=== PROMPT ===
Look through the listing below and report how many lines contain "Cayes", as a bare number.

Data excerpts
□ □ □
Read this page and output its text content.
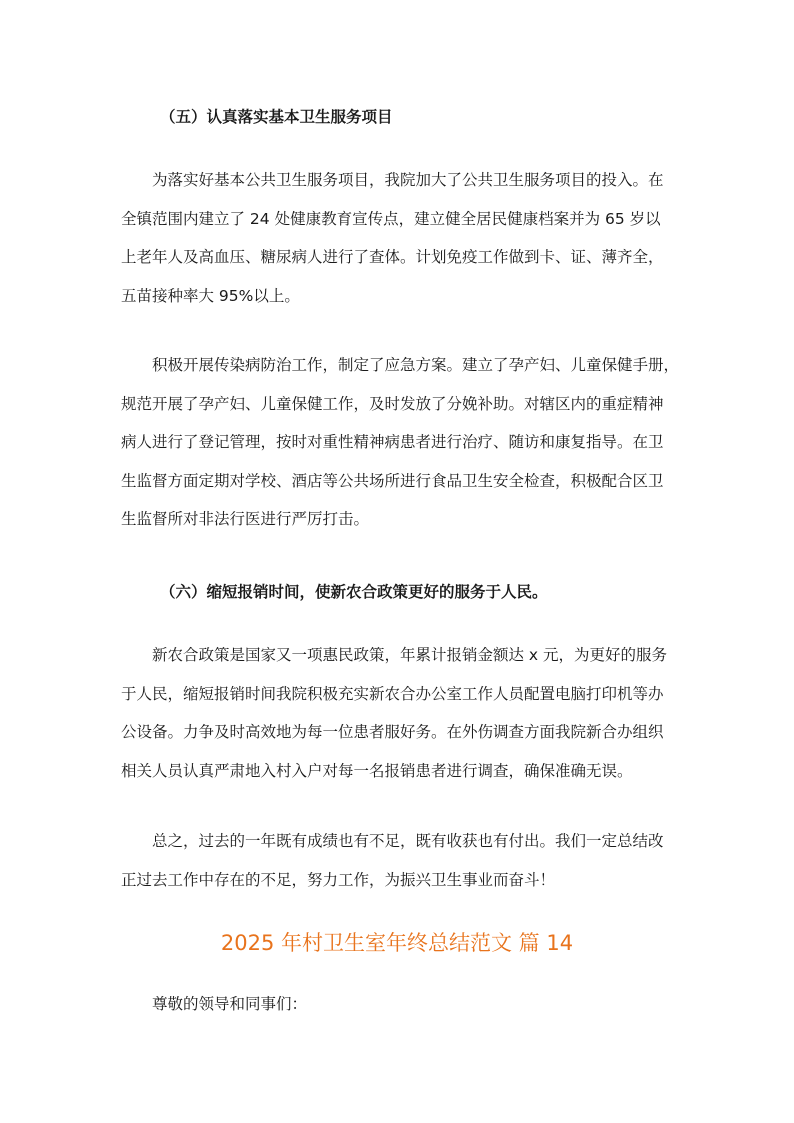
（五）认真落实基本卫生服务项目
为落实好基本公共卫生服务项目，我院加大了公共卫生服务项目的投入。在
全镇范围内建立了 24 处健康教育宣传点，建立健全居民健康档案并为 65 岁以
上老年人及高血压、糖尿病人进行了查体。计划免疫工作做到卡、证、薄齐全，
五苗接种率大 95%以上。
积极开展传染病防治工作，制定了应急方案。建立了孕产妇、儿童保健手册，
规范开展了孕产妇、儿童保健工作，及时发放了分娩补助。对辖区内的重症精神
病人进行了登记管理，按时对重性精神病患者进行治疗、随访和康复指导。在卫
生监督方面定期对学校、酒店等公共场所进行食品卫生安全检查，积极配合区卫
生监督所对非法行医进行严厉打击。
（六）缩短报销时间，使新农合政策更好的服务于人民。
新农合政策是国家又一项惠民政策，年累计报销金额达 x 元，为更好的服务
于人民，缩短报销时间我院积极充实新农合办公室工作人员配置电脑打印机等办
公设备。力争及时高效地为每一位患者服好务。在外伤调查方面我院新合办组织
相关人员认真严肃地入村入户对每一名报销患者进行调查，确保准确无误。
总之，过去的一年既有成绩也有不足，既有收获也有付出。我们一定总结改
正过去工作中存在的不足，努力工作，为振兴卫生事业而奋斗！
2025 年村卫生室年终总结范文 篇 14
尊敬的领导和同事们：
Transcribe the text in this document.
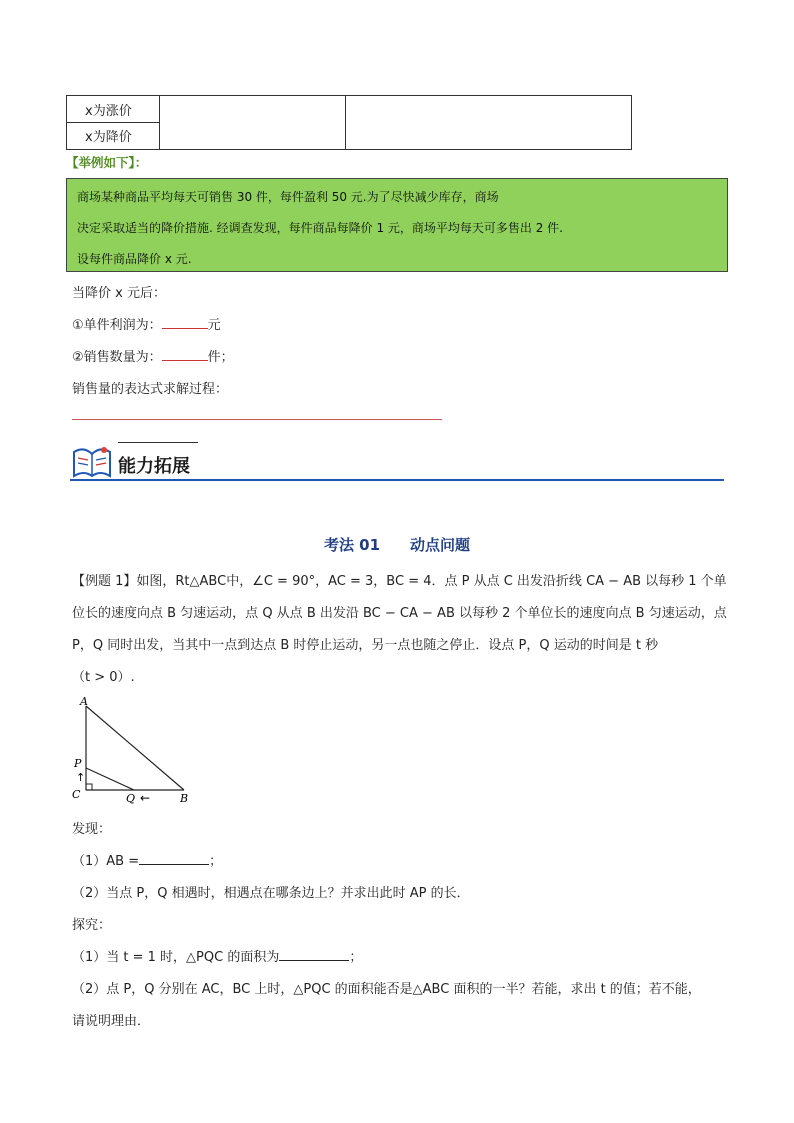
x为涨价
x为降价
【举例如下】：
商场某种商品平均每天可销售 30 件，每件盈利 50 元.为了尽快减少库存，商场
决定采取适当的降价措施. 经调查发现，每件商品每降价 1 元，商场平均每天可多售出 2 件.
设每件商品降价 x 元.
当降价 x 元后：
①单件利润为：	元
②销售数量为：	件；
销售量的表达式求解过程：
能力拓展
考法 01　　动点问题
【例题 1】如图，Rt△ABC中，∠C = 90°，AC = 3，BC = 4．点 P 从点 C 出发沿折线 CA − AB 以每秒 1 个单
位长的速度向点 B 匀速运动，点 Q 从点 B 出发沿 BC − CA − AB 以每秒 2 个单位长的速度向点 B 匀速运动，点
P，Q 同时出发，当其中一点到达点 B 时停止运动，另一点也随之停止．设点 P，Q 运动的时间是 t 秒
（t > 0）.
A
P
↑
C	Q ←	B
发现：
（1）AB =	；
（2）当点 P，Q 相遇时，相遇点在哪条边上？并求出此时 AP 的长．
探究：
（1）当 t = 1 时，△PQC 的面积为	；
（2）点 P，Q 分别在 AC，BC 上时，△PQC 的面积能否是△ABC 面积的一半？若能，求出 t 的值；若不能，
请说明理由．
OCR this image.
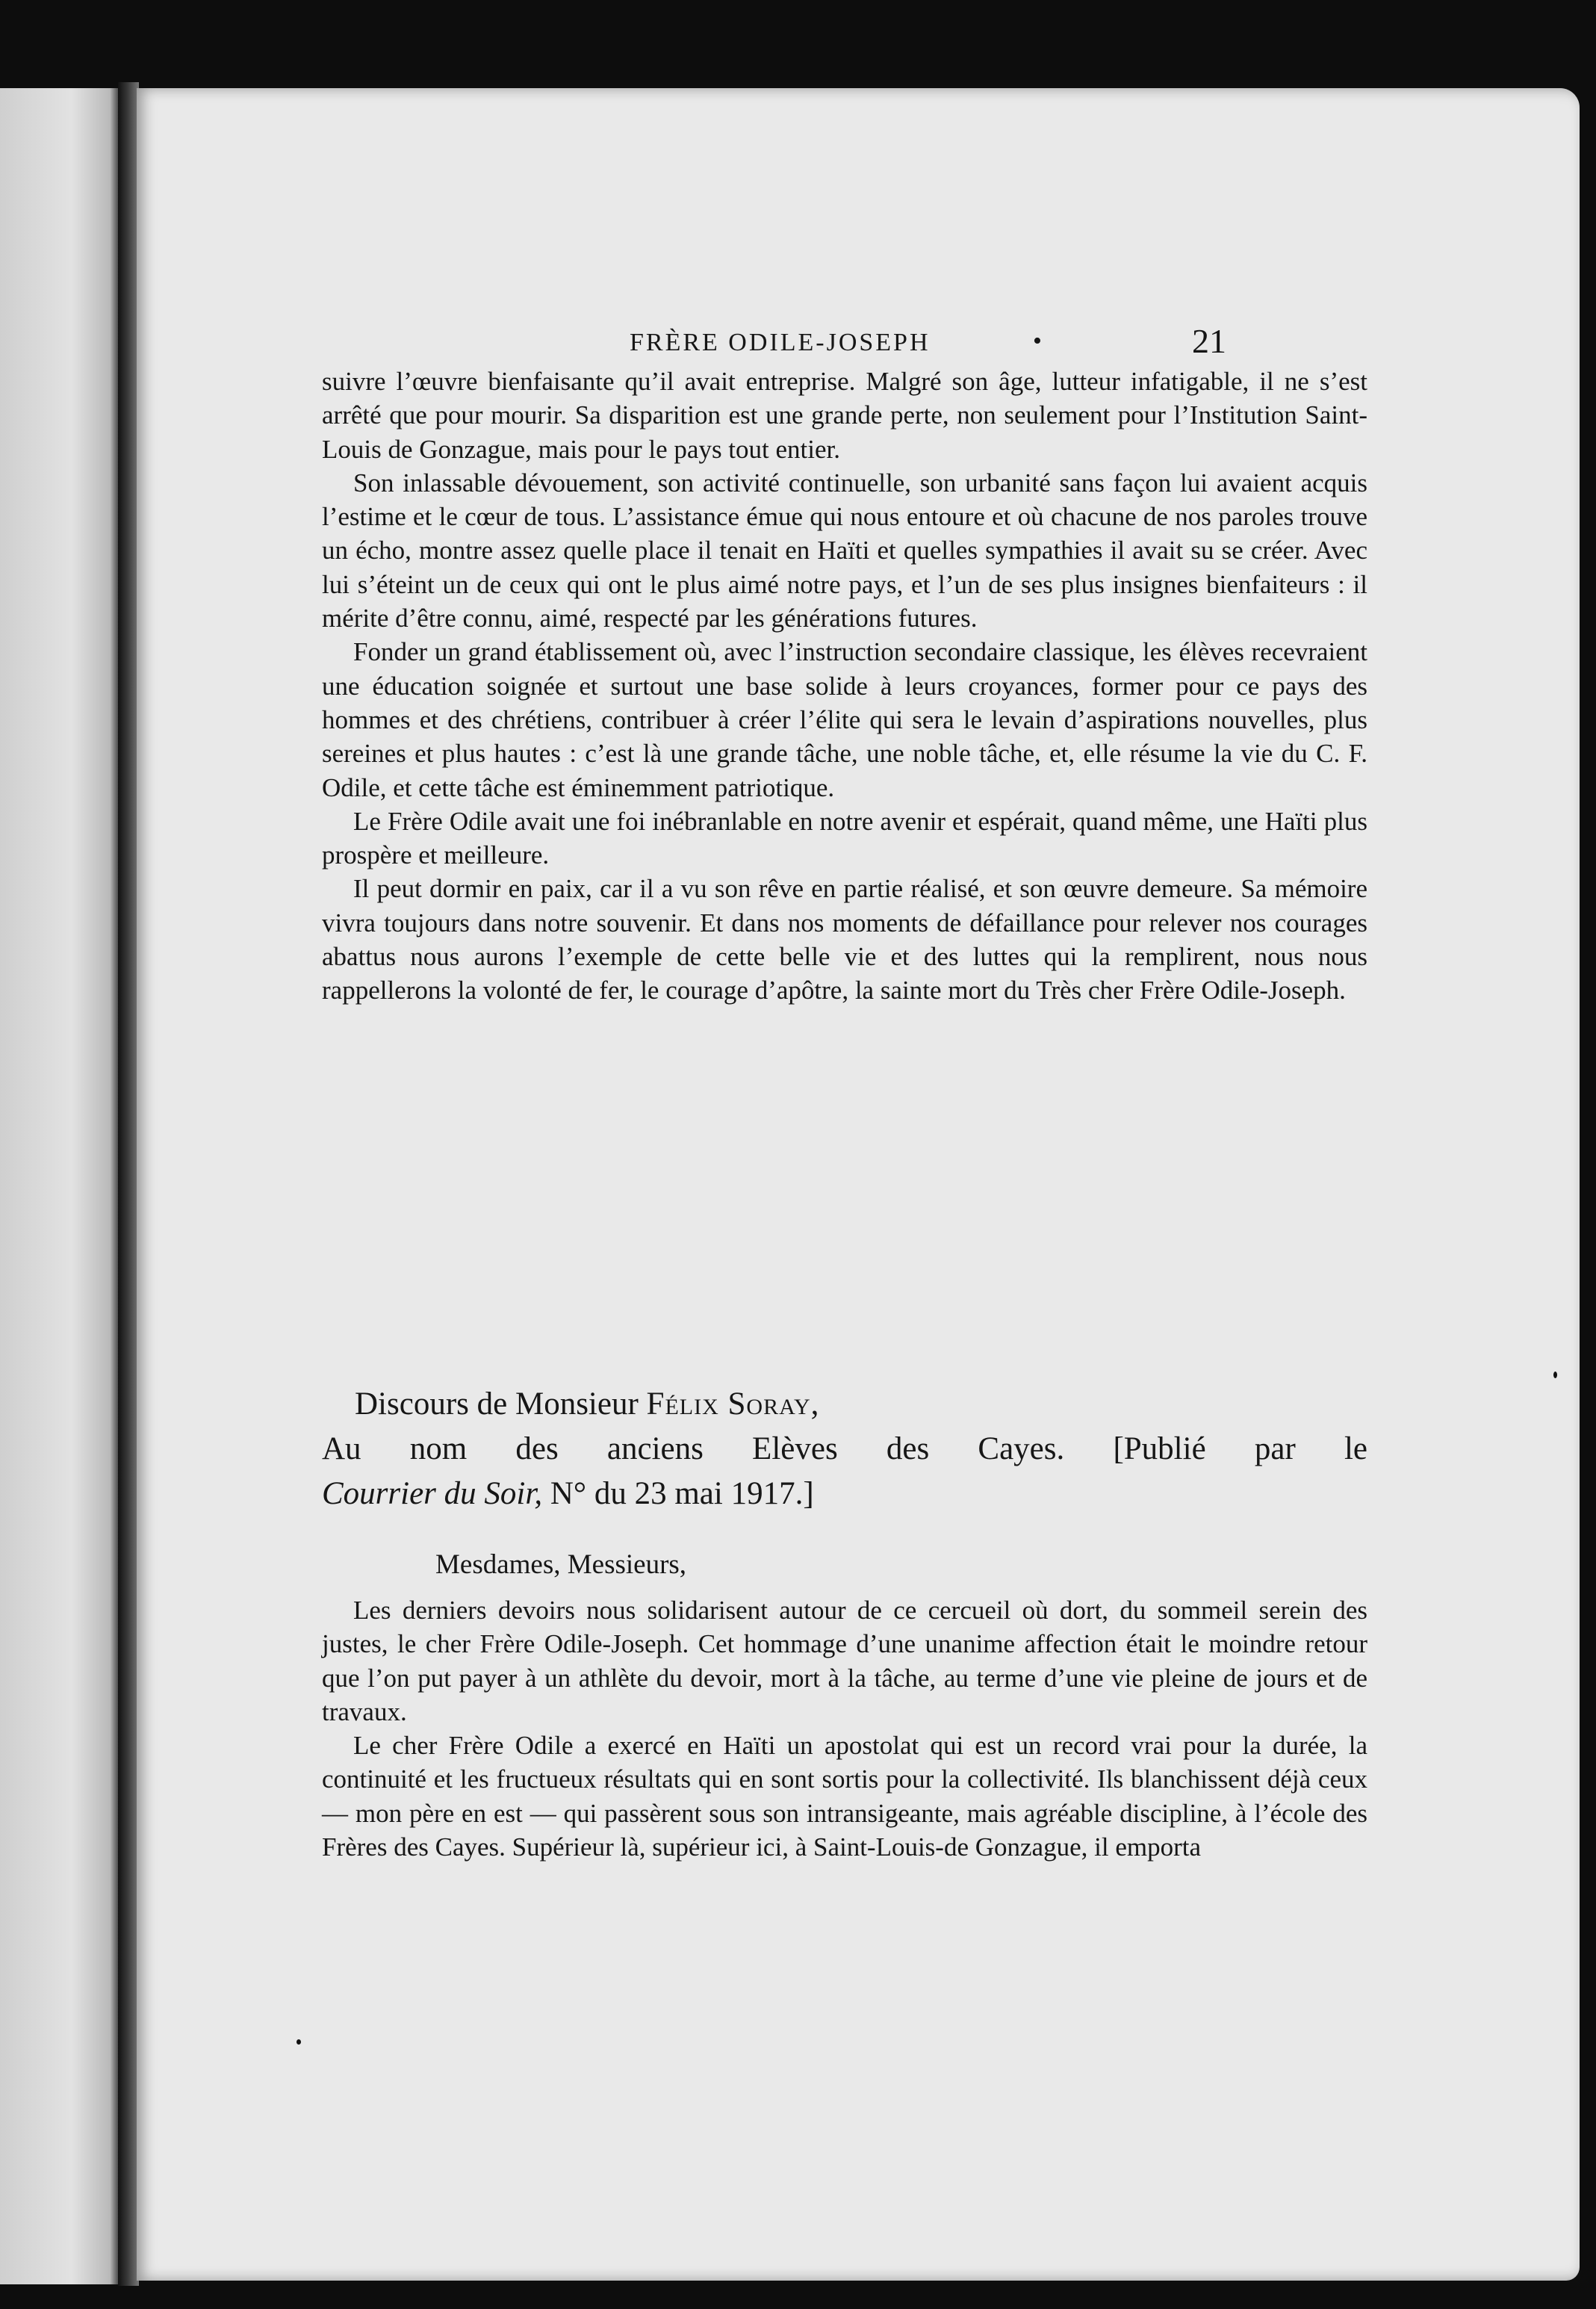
FRÈRE ODILE-JOSEPH	•	21

suivre l’œuvre bienfaisante qu’il avait entreprise. Malgré son âge, lutteur infatigable, il ne s’est arrêté que pour mourir. Sa disparition est une grande perte, non seulement pour l’Institution Saint-Louis de Gonzague, mais pour le pays tout entier.

Son inlassable dévouement, son activité continuelle, son urbanité sans façon lui avaient acquis l’estime et le cœur de tous. L’assistance émue qui nous entoure et où chacune de nos paroles trouve un écho, montre assez quelle place il tenait en Haïti et quelles sympathies il avait su se créer. Avec lui s’éteint un de ceux qui ont le plus aimé notre pays, et l’un de ses plus insignes bienfaiteurs : il mérite d’être connu, aimé, respecté par les générations futures.

Fonder un grand établissement où, avec l’instruction secondaire classique, les élèves recevraient une éducation soignée et surtout une base solide à leurs croyances, former pour ce pays des hommes et des chrétiens, contribuer à créer l’élite qui sera le levain d’aspirations nouvelles, plus sereines et plus hautes : c’est là une grande tâche, une noble tâche, et, elle résume la vie du C. F. Odile, et cette tâche est éminemment patriotique.

Le Frère Odile avait une foi inébranlable en notre avenir et espérait, quand même, une Haïti plus prospère et meilleure.

Il peut dormir en paix, car il a vu son rêve en partie réalisé, et son œuvre demeure. Sa mémoire vivra toujours dans notre souvenir. Et dans nos moments de défaillance pour relever nos courages abattus nous aurons l’exemple de cette belle vie et des luttes qui la remplirent, nous nous rappellerons la volonté de fer, le courage d’apôtre, la sainte mort du Très cher Frère Odile-Joseph.

Discours de Monsieur Félix Soray,
Au nom des anciens Elèves des Cayes. [Publié par le
Courrier du Soir, N° du 23 mai 1917.]
Mesdames, Messieurs,

Les derniers devoirs nous solidarisent autour de ce cercueil où dort, du sommeil serein des justes, le cher Frère Odile-Joseph. Cet hommage d’une unanime affection était le moindre retour que l’on put payer à un athlète du devoir, mort à la tâche, au terme d’une vie pleine de jours et de travaux.

Le cher Frère Odile a exercé en Haïti un apostolat qui est un record vrai pour la durée, la continuité et les fructueux résultats qui en sont sortis pour la collectivité. Ils blanchissent déjà ceux — mon père en est — qui passèrent sous son intransigeante, mais agréable discipline, à l’école des Frères des Cayes. Supérieur là, supérieur ici, à Saint-Louis-de Gonzague, il emporta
□ □ □
=== RESPONSE ===
2